DIRECTION: Copy out, from the entries below, each line holding the string "ylabel".

DATA SHOWN:

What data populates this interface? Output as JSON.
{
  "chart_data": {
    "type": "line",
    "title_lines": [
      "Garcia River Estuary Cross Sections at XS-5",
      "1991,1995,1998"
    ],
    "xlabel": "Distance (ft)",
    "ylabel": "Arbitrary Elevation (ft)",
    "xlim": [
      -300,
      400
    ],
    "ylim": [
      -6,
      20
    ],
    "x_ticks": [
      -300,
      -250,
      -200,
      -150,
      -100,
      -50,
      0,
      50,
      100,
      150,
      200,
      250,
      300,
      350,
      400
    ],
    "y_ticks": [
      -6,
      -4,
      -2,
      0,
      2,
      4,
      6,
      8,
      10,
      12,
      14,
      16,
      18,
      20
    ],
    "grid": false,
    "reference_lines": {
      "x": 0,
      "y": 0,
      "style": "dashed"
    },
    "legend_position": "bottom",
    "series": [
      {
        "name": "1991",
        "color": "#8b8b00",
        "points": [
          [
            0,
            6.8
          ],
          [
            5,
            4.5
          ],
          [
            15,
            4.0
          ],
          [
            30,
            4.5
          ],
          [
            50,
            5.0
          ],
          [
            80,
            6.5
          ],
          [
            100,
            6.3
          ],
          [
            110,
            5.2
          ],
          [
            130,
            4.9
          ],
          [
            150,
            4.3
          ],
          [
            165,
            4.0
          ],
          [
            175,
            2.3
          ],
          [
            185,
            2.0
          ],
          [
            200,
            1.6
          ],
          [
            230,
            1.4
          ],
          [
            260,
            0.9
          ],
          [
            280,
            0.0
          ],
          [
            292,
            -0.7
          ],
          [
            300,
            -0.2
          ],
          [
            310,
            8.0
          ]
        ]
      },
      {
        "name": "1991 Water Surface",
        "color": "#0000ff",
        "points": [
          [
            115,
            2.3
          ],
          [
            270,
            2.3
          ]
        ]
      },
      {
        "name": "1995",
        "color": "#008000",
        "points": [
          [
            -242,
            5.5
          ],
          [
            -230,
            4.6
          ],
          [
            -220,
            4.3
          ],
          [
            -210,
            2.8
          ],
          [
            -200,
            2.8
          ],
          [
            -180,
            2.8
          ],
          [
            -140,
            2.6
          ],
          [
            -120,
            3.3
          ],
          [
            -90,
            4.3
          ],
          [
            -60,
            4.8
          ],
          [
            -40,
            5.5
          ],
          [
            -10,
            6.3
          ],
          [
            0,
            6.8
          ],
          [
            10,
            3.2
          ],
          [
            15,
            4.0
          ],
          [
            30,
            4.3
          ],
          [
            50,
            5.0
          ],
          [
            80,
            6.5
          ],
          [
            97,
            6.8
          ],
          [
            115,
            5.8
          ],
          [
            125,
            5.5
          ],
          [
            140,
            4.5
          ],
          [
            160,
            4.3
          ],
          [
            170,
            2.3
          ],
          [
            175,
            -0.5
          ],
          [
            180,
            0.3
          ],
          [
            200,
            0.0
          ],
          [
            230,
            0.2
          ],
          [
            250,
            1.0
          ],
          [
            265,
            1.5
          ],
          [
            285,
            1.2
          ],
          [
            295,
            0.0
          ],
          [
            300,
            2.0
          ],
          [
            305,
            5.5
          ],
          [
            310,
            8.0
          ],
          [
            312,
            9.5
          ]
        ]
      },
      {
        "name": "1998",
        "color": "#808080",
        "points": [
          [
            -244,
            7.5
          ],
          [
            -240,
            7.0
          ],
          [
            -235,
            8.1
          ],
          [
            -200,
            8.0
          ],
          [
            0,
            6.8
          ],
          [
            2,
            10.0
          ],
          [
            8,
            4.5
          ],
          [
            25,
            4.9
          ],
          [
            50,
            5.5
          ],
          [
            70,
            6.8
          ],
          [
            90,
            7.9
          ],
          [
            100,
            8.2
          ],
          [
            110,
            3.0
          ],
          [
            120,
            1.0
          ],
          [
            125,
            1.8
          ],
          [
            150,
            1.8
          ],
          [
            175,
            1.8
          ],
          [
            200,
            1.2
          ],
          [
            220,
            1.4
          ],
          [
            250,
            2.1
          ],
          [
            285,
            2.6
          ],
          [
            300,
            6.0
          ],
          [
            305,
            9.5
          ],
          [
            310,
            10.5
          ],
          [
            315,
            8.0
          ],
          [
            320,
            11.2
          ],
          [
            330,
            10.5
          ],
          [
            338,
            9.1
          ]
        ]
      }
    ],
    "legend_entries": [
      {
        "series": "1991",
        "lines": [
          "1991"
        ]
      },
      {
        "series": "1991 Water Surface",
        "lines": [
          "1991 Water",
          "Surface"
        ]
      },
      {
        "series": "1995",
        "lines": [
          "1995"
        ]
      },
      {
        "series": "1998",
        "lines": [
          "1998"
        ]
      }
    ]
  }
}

...

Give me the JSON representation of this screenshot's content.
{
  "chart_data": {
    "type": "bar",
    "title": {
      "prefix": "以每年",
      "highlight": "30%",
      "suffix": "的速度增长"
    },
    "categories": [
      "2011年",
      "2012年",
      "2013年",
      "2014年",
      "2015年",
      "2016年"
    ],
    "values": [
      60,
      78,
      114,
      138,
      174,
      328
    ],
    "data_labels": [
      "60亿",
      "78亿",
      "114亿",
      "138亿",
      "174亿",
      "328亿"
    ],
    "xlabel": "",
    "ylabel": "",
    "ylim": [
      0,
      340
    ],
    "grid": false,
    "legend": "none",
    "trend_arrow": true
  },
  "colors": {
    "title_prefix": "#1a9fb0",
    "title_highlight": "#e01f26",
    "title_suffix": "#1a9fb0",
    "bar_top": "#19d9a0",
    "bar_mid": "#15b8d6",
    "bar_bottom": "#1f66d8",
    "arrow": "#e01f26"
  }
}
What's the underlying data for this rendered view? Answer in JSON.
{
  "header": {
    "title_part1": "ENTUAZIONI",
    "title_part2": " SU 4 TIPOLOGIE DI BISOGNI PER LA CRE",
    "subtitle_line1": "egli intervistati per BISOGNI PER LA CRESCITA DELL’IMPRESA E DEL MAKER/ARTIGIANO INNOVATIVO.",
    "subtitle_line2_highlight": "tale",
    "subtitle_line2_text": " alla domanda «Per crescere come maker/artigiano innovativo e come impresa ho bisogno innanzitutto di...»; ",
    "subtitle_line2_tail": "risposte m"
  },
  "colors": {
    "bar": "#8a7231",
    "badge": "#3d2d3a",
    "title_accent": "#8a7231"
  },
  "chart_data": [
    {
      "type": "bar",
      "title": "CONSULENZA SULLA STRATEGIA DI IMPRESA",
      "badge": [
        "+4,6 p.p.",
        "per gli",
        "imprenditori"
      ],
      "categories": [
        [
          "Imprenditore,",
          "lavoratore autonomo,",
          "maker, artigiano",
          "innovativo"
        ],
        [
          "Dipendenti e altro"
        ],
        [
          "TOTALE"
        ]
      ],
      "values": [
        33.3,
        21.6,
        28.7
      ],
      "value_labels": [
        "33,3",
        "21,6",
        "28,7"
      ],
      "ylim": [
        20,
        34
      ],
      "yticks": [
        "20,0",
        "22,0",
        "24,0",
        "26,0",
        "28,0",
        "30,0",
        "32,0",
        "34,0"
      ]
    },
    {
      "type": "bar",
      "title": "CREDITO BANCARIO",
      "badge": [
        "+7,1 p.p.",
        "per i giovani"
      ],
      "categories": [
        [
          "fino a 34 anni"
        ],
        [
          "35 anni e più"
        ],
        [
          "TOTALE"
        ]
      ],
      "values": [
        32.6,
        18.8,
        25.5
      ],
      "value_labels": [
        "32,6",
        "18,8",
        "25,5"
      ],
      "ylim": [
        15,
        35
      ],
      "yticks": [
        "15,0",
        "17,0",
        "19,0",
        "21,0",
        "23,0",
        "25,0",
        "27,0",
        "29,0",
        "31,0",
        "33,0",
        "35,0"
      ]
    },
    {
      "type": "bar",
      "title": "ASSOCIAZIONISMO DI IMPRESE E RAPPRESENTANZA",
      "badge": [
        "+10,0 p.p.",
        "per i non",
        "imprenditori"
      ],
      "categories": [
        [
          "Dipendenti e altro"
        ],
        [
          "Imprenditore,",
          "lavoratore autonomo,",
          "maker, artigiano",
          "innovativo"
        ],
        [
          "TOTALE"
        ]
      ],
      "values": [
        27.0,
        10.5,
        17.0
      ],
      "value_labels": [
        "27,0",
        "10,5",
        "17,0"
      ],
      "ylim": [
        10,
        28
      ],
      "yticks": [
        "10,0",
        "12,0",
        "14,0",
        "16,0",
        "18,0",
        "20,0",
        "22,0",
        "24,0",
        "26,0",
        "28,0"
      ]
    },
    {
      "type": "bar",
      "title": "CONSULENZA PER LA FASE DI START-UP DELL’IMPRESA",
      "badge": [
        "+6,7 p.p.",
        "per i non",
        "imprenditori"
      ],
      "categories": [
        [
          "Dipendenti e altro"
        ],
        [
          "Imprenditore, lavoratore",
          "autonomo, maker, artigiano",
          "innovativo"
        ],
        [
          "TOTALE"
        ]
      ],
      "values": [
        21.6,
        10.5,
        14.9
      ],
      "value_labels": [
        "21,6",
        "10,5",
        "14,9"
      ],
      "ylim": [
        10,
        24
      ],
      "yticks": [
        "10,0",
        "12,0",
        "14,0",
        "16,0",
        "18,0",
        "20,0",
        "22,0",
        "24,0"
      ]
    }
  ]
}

---

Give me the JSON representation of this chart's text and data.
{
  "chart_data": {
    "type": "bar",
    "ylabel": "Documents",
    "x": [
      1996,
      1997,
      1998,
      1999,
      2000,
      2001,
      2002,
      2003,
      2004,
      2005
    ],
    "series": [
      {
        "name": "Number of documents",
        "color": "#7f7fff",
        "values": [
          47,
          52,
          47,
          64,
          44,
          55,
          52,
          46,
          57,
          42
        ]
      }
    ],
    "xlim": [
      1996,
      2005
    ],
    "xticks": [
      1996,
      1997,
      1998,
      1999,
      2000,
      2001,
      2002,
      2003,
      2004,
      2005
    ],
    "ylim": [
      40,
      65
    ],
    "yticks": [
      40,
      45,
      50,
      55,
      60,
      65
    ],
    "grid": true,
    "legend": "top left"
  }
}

RESULT FOR THIS EXERCISE:
    "ylabel": "Arbitrary Elevation (ft)",
    "ylabel": "",
    "ylabel": "Documents",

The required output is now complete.